Reproduce the data below in full and exclude every picture.

++++++++++++++++++++

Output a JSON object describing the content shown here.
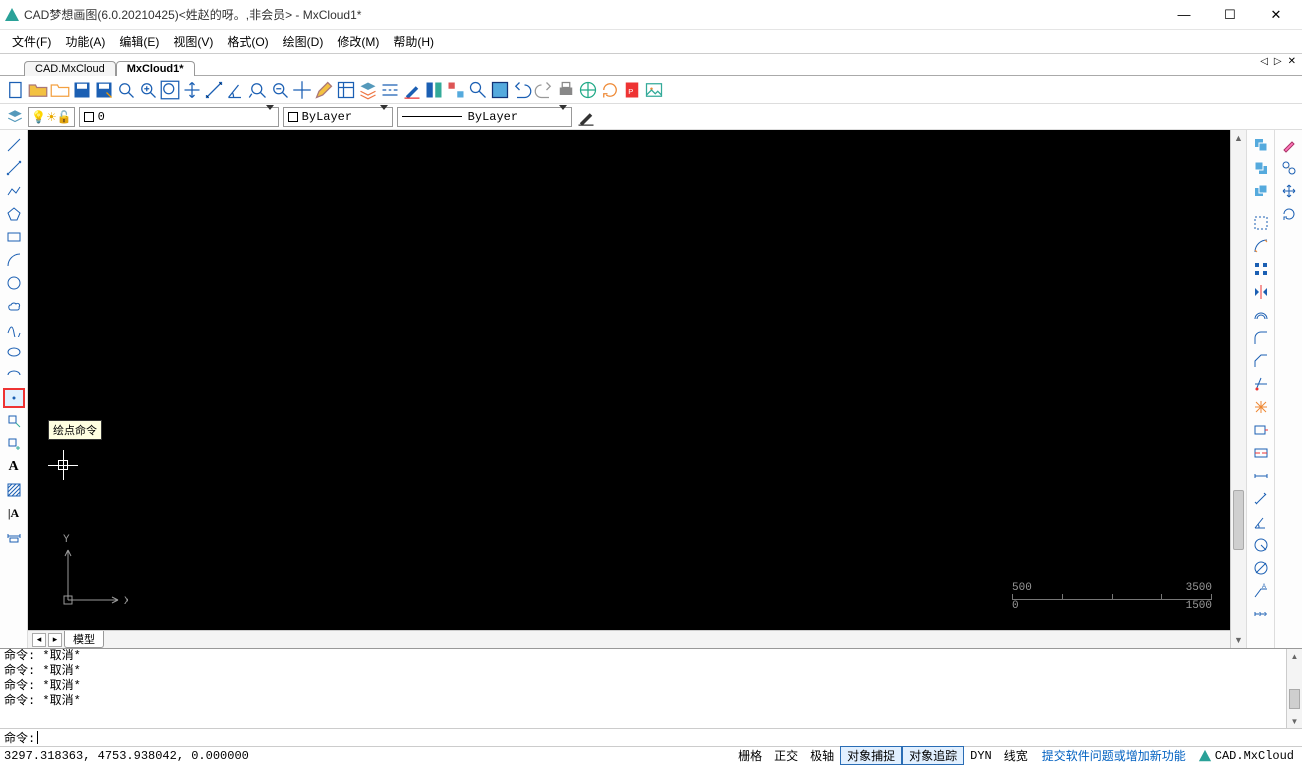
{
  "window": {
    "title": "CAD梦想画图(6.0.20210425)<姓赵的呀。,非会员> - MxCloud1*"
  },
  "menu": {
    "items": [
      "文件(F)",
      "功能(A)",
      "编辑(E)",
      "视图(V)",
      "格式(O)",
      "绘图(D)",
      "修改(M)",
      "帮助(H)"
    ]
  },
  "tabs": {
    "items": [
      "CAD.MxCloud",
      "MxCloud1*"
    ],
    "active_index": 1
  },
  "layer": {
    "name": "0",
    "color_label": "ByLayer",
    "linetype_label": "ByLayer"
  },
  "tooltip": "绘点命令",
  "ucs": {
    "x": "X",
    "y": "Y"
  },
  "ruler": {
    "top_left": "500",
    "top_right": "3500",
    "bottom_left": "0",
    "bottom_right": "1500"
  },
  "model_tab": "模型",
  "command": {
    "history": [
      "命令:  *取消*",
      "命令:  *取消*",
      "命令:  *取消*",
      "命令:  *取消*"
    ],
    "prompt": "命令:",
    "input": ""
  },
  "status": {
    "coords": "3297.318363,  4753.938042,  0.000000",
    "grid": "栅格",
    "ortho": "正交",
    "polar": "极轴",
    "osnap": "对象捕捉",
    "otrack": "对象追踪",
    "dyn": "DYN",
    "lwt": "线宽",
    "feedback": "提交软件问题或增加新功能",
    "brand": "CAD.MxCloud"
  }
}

++++++++++++++++++++

• **TASK OUTPUT**:
Output a JSON object describing the content shown here.
{
  "window": {
    "title": "CAD梦想画图(6.0.20210425)<姓赵的呀。,非会员> - MxCloud1*"
  },
  "menu": {
    "items": [
      "文件(F)",
      "功能(A)",
      "编辑(E)",
      "视图(V)",
      "格式(O)",
      "绘图(D)",
      "修改(M)",
      "帮助(H)"
    ]
  },
  "tabs": {
    "items": [
      "CAD.MxCloud",
      "MxCloud1*"
    ],
    "active_index": 1
  },
  "layer": {
    "name": "0",
    "color_label": "ByLayer",
    "linetype_label": "ByLayer"
  },
  "tooltip": "绘点命令",
  "ucs": {
    "x": "X",
    "y": "Y"
  },
  "ruler": {
    "top_left": "500",
    "top_right": "3500",
    "bottom_left": "0",
    "bottom_right": "1500"
  },
  "model_tab": "模型",
  "command": {
    "history": [
      "命令:  *取消*",
      "命令:  *取消*",
      "命令:  *取消*",
      "命令:  *取消*"
    ],
    "prompt": "命令:",
    "input": ""
  },
  "status": {
    "coords": "3297.318363,  4753.938042,  0.000000",
    "grid": "栅格",
    "ortho": "正交",
    "polar": "极轴",
    "osnap": "对象捕捉",
    "otrack": "对象追踪",
    "dyn": "DYN",
    "lwt": "线宽",
    "feedback": "提交软件问题或增加新功能",
    "brand": "CAD.MxCloud"
  }
}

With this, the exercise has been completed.